Copy all entries without alteration and skip the pictures they hold.
+ + + + +
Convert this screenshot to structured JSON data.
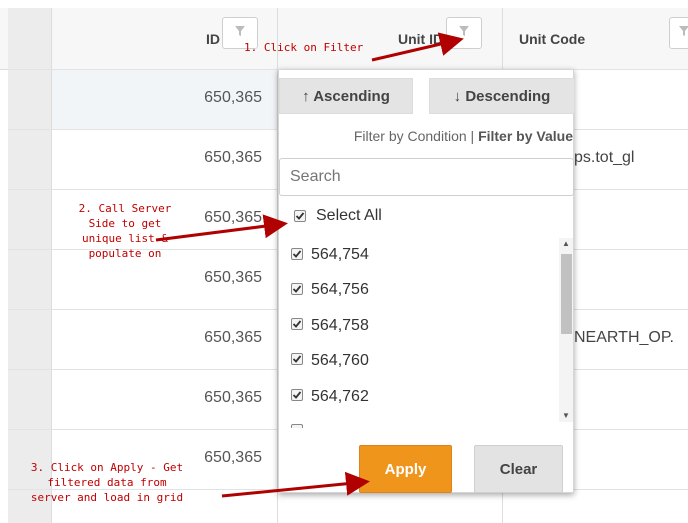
{
  "grid": {
    "columns": [
      {
        "label": "ID"
      },
      {
        "label": "Unit ID"
      },
      {
        "label": "Unit Code"
      }
    ],
    "rows": [
      {
        "id": "650,365",
        "unit_code": ""
      },
      {
        "id": "650,365",
        "unit_code": "ps.tot_gl"
      },
      {
        "id": "650,365",
        "unit_code": ""
      },
      {
        "id": "650,365",
        "unit_code": ""
      },
      {
        "id": "650,365",
        "unit_code": "NEARTH_OP."
      },
      {
        "id": "650,365",
        "unit_code": ""
      },
      {
        "id": "650,365",
        "unit_code": ""
      }
    ]
  },
  "filter_panel": {
    "sort_ascending": "↑ Ascending",
    "sort_descending": "↓ Descending",
    "filter_by_condition": "Filter by Condition",
    "separator": "|",
    "filter_by_value": "Filter by Value",
    "search_placeholder": "Search",
    "select_all": "Select All",
    "values": [
      "564,754",
      "564,756",
      "564,758",
      "564,760",
      "564,762"
    ],
    "apply_label": "Apply",
    "clear_label": "Clear"
  },
  "annotations": {
    "step1": "1. Click on Filter",
    "step2_lines": [
      "2. Call Server",
      "Side to get",
      "unique list &",
      "populate on"
    ],
    "step3_lines": [
      "3. Click on Apply - Get",
      "filtered data from",
      "server and load in grid"
    ]
  },
  "colors": {
    "apply_button": "#f0951c",
    "annotation": "#c00000"
  }
}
+ + + + +
FINAL ANSWER →
Convert this screenshot to structured JSON data.
{
  "grid": {
    "columns": [
      {
        "label": "ID"
      },
      {
        "label": "Unit ID"
      },
      {
        "label": "Unit Code"
      }
    ],
    "rows": [
      {
        "id": "650,365",
        "unit_code": ""
      },
      {
        "id": "650,365",
        "unit_code": "ps.tot_gl"
      },
      {
        "id": "650,365",
        "unit_code": ""
      },
      {
        "id": "650,365",
        "unit_code": ""
      },
      {
        "id": "650,365",
        "unit_code": "NEARTH_OP."
      },
      {
        "id": "650,365",
        "unit_code": ""
      },
      {
        "id": "650,365",
        "unit_code": ""
      }
    ]
  },
  "filter_panel": {
    "sort_ascending": "↑ Ascending",
    "sort_descending": "↓ Descending",
    "filter_by_condition": "Filter by Condition",
    "separator": "|",
    "filter_by_value": "Filter by Value",
    "search_placeholder": "Search",
    "select_all": "Select All",
    "values": [
      "564,754",
      "564,756",
      "564,758",
      "564,760",
      "564,762"
    ],
    "apply_label": "Apply",
    "clear_label": "Clear"
  },
  "annotations": {
    "step1": "1. Click on Filter",
    "step2_lines": [
      "2. Call Server",
      "Side to get",
      "unique list &",
      "populate on"
    ],
    "step3_lines": [
      "3. Click on Apply - Get",
      "filtered data from",
      "server and load in grid"
    ]
  },
  "colors": {
    "apply_button": "#f0951c",
    "annotation": "#c00000"
  }
}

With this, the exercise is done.